WRITTEN INSTRUCTION: Read the listing and extract each line that includes the word "JSON".
____ DATA EXCERPTS
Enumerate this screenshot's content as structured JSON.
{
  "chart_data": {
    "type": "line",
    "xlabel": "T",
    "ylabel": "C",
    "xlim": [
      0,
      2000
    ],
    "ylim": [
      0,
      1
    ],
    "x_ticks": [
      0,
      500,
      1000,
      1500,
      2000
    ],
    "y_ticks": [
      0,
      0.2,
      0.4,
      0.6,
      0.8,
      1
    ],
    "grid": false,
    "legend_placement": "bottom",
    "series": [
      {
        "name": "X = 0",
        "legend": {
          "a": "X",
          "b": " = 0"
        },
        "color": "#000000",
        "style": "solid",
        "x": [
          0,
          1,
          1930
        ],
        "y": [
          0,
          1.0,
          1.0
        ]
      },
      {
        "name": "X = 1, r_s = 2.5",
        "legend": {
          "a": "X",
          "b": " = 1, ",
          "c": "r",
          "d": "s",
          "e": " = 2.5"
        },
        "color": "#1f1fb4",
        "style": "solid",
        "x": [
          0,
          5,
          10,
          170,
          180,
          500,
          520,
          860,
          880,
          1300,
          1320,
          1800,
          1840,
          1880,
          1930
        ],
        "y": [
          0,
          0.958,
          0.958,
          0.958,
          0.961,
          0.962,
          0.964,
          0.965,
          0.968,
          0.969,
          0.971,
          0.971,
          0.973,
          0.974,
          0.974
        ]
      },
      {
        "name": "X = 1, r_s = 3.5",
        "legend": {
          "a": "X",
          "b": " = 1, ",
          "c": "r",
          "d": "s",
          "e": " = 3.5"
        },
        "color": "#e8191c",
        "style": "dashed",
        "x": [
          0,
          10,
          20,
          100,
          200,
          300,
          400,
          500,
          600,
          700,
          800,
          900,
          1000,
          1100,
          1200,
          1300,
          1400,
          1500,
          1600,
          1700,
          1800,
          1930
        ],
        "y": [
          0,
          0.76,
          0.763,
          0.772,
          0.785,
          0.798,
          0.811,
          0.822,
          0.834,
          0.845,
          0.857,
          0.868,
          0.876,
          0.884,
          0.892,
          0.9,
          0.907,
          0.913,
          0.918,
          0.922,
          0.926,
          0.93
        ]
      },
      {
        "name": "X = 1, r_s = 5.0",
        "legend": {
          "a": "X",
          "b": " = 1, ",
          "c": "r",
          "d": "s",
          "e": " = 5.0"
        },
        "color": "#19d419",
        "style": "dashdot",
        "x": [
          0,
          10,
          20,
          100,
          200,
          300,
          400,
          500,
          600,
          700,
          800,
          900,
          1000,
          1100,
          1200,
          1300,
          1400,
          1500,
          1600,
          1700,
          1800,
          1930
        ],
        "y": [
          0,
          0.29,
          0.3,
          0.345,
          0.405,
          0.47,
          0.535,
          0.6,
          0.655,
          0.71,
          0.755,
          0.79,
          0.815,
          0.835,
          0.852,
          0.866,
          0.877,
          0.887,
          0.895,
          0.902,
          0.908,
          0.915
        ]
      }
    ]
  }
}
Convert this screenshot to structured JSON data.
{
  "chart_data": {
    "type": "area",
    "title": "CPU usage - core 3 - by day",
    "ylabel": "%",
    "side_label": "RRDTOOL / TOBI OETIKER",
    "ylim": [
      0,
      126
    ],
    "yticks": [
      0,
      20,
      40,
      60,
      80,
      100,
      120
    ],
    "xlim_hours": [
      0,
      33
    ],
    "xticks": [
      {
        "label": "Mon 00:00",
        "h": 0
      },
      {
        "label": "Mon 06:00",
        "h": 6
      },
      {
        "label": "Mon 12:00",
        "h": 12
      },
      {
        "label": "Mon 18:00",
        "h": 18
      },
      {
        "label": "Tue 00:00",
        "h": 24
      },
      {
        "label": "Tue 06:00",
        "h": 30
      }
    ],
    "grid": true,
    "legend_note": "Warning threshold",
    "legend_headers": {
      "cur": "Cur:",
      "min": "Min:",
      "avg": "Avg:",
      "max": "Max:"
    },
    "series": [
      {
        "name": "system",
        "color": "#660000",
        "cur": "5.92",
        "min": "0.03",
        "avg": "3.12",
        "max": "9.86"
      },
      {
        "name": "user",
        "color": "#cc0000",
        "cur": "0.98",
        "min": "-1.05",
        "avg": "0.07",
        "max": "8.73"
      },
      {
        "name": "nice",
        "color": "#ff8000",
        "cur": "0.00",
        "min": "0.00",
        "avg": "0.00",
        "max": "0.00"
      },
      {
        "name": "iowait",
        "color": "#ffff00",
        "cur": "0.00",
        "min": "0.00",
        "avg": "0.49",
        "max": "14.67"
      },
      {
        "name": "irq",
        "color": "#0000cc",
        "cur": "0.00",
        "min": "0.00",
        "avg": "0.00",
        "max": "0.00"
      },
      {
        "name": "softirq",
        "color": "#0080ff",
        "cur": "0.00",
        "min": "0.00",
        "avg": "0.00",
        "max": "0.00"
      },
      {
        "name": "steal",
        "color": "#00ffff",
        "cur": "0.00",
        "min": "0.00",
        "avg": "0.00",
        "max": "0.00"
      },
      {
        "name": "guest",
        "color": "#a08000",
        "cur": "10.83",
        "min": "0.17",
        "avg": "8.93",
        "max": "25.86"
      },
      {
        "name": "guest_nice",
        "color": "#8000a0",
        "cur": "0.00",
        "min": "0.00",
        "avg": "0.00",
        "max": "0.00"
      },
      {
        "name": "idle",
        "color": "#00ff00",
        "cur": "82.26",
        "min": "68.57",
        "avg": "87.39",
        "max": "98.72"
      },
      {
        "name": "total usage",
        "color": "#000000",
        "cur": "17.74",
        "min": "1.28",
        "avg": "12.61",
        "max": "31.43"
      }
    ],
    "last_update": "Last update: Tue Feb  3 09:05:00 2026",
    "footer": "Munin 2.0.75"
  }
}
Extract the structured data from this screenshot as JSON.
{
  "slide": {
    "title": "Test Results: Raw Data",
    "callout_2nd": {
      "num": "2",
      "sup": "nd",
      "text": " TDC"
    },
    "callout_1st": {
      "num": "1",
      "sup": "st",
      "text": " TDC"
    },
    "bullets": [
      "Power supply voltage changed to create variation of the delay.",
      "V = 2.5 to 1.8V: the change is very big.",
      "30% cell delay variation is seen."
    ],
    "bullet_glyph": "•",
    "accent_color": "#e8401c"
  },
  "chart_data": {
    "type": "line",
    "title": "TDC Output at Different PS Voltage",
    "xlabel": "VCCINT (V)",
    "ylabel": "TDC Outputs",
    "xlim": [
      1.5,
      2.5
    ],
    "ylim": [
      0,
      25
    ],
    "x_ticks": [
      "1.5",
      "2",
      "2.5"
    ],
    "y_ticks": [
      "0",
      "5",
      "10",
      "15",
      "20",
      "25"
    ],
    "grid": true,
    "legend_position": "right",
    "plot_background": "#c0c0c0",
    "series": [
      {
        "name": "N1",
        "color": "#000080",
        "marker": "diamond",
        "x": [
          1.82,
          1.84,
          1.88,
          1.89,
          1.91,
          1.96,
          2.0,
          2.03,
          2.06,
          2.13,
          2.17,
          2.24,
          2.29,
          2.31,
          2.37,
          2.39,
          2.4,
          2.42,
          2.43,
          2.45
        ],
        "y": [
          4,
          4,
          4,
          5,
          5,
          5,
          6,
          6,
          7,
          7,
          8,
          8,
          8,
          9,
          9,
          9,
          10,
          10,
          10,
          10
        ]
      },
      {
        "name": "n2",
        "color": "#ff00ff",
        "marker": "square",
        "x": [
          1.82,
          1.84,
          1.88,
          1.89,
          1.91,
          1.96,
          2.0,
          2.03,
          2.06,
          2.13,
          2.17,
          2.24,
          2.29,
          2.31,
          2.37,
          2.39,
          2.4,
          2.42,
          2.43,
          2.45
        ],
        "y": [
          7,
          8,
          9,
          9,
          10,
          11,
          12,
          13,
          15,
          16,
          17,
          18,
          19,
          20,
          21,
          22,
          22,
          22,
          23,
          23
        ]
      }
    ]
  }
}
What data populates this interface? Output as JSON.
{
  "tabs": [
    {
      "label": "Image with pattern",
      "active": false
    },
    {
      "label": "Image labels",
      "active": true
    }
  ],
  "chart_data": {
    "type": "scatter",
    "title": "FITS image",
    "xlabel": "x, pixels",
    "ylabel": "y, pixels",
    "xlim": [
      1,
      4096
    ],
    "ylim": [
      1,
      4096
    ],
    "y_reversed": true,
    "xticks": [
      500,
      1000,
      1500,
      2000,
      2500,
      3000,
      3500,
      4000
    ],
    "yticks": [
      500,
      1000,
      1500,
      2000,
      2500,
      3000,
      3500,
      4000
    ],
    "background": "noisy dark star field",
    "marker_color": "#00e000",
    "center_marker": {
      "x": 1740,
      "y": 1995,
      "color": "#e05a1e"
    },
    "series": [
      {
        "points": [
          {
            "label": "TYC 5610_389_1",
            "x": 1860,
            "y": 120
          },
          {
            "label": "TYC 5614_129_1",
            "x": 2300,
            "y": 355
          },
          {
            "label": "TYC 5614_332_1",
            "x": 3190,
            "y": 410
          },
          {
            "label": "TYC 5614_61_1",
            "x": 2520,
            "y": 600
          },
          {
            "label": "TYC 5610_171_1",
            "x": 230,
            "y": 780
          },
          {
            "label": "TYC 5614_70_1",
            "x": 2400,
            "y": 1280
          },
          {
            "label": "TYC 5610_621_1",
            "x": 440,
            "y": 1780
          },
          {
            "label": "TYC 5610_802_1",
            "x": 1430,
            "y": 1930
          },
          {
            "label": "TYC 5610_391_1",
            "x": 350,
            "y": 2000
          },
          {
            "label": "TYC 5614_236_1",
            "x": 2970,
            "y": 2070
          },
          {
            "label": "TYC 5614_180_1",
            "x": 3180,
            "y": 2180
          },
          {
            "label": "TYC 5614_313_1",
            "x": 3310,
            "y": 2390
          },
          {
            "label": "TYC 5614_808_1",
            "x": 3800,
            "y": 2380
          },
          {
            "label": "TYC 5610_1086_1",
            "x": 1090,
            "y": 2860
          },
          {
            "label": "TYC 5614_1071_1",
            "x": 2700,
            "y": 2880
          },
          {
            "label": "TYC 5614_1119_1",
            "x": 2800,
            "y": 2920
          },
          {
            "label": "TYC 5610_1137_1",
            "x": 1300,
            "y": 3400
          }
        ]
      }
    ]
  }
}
________
RESULT:
Enumerate this screenshot's content as structured JSON.
Convert this screenshot to structured JSON data.
Extract the structured data from this screenshot as JSON.
What data populates this interface? Output as JSON.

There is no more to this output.